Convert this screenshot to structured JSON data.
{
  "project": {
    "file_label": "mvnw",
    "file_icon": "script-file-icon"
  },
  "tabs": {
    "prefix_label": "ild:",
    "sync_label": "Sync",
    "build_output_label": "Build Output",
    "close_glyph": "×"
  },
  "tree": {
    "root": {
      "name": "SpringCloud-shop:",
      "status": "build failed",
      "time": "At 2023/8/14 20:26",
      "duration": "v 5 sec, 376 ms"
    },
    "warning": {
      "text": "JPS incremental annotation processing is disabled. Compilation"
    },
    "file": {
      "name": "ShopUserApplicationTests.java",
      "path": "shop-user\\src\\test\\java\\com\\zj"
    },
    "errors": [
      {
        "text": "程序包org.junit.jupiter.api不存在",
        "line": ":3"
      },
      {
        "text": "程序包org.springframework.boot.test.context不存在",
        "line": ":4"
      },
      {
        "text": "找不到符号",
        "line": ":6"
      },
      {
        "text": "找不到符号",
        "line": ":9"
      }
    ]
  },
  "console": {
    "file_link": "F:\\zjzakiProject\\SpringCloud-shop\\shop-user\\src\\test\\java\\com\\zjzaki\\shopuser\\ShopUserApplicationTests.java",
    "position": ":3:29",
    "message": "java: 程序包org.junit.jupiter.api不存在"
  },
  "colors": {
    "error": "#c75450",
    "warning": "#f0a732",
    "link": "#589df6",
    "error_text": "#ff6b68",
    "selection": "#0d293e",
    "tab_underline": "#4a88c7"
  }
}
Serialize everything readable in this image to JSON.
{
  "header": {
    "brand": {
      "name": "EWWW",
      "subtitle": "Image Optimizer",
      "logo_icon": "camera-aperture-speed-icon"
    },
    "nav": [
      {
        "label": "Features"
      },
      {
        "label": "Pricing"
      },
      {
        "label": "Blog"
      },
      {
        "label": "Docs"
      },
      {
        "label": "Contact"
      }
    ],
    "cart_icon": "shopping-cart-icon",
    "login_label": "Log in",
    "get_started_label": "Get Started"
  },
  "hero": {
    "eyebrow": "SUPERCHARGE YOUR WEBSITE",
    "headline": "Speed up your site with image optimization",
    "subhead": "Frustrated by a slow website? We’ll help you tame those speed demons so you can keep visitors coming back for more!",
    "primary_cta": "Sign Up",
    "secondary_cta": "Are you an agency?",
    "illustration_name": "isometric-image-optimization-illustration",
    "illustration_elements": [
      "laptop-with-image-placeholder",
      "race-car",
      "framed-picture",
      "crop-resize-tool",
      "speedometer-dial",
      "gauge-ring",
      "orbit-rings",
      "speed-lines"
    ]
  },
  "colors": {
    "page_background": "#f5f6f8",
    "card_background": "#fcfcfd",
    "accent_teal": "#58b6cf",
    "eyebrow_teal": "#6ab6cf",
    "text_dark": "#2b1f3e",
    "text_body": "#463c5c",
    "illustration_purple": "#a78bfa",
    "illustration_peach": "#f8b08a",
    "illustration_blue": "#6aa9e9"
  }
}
★ ★ ★
* _Directive_
From the data above, extract every line in its exact form.

* _Written answer_
Convert this screenshot to structured JSON data.
{
  "project": {
    "file_label": "mvnw",
    "file_icon": "script-file-icon"
  },
  "tabs": {
    "prefix_label": "ild:",
    "sync_label": "Sync",
    "build_output_label": "Build Output",
    "close_glyph": "×"
  },
  "tree": {
    "root": {
      "name": "SpringCloud-shop:",
      "status": "build failed",
      "time": "At 2023/8/14 20:26",
      "duration": "v 5 sec, 376 ms"
    },
    "warning": {
      "text": "JPS incremental annotation processing is disabled. Compilation"
    },
    "file": {
      "name": "ShopUserApplicationTests.java",
      "path": "shop-user\\src\\test\\java\\com\\zj"
    },
    "errors": [
      {
        "text": "程序包org.junit.jupiter.api不存在",
        "line": ":3"
      },
      {
        "text": "程序包org.springframework.boot.test.context不存在",
        "line": ":4"
      },
      {
        "text": "找不到符号",
        "line": ":6"
      },
      {
        "text": "找不到符号",
        "line": ":9"
      }
    ]
  },
  "console": {
    "file_link": "F:\\zjzakiProject\\SpringCloud-shop\\shop-user\\src\\test\\java\\com\\zjzaki\\shopuser\\ShopUserApplicationTests.java",
    "position": ":3:29",
    "message": "java: 程序包org.junit.jupiter.api不存在"
  },
  "colors": {
    "error": "#c75450",
    "warning": "#f0a732",
    "link": "#589df6",
    "error_text": "#ff6b68",
    "selection": "#0d293e",
    "tab_underline": "#4a88c7"
  }
}
Serialize everything readable in this image to JSON.
{
  "header": {
    "brand": {
      "name": "EWWW",
      "subtitle": "Image Optimizer",
      "logo_icon": "camera-aperture-speed-icon"
    },
    "nav": [
      {
        "label": "Features"
      },
      {
        "label": "Pricing"
      },
      {
        "label": "Blog"
      },
      {
        "label": "Docs"
      },
      {
        "label": "Contact"
      }
    ],
    "cart_icon": "shopping-cart-icon",
    "login_label": "Log in",
    "get_started_label": "Get Started"
  },
  "hero": {
    "eyebrow": "SUPERCHARGE YOUR WEBSITE",
    "headline": "Speed up your site with image optimization",
    "subhead": "Frustrated by a slow website? We’ll help you tame those speed demons so you can keep visitors coming back for more!",
    "primary_cta": "Sign Up",
    "secondary_cta": "Are you an agency?",
    "illustration_name": "isometric-image-optimization-illustration",
    "illustration_elements": [
      "laptop-with-image-placeholder",
      "race-car",
      "framed-picture",
      "crop-resize-tool",
      "speedometer-dial",
      "gauge-ring",
      "orbit-rings",
      "speed-lines"
    ]
  },
  "colors": {
    "page_background": "#f5f6f8",
    "card_background": "#fcfcfd",
    "accent_teal": "#58b6cf",
    "eyebrow_teal": "#6ab6cf",
    "text_dark": "#2b1f3e",
    "text_body": "#463c5c",
    "illustration_purple": "#a78bfa",
    "illustration_peach": "#f8b08a",
    "illustration_blue": "#6aa9e9"
  }
}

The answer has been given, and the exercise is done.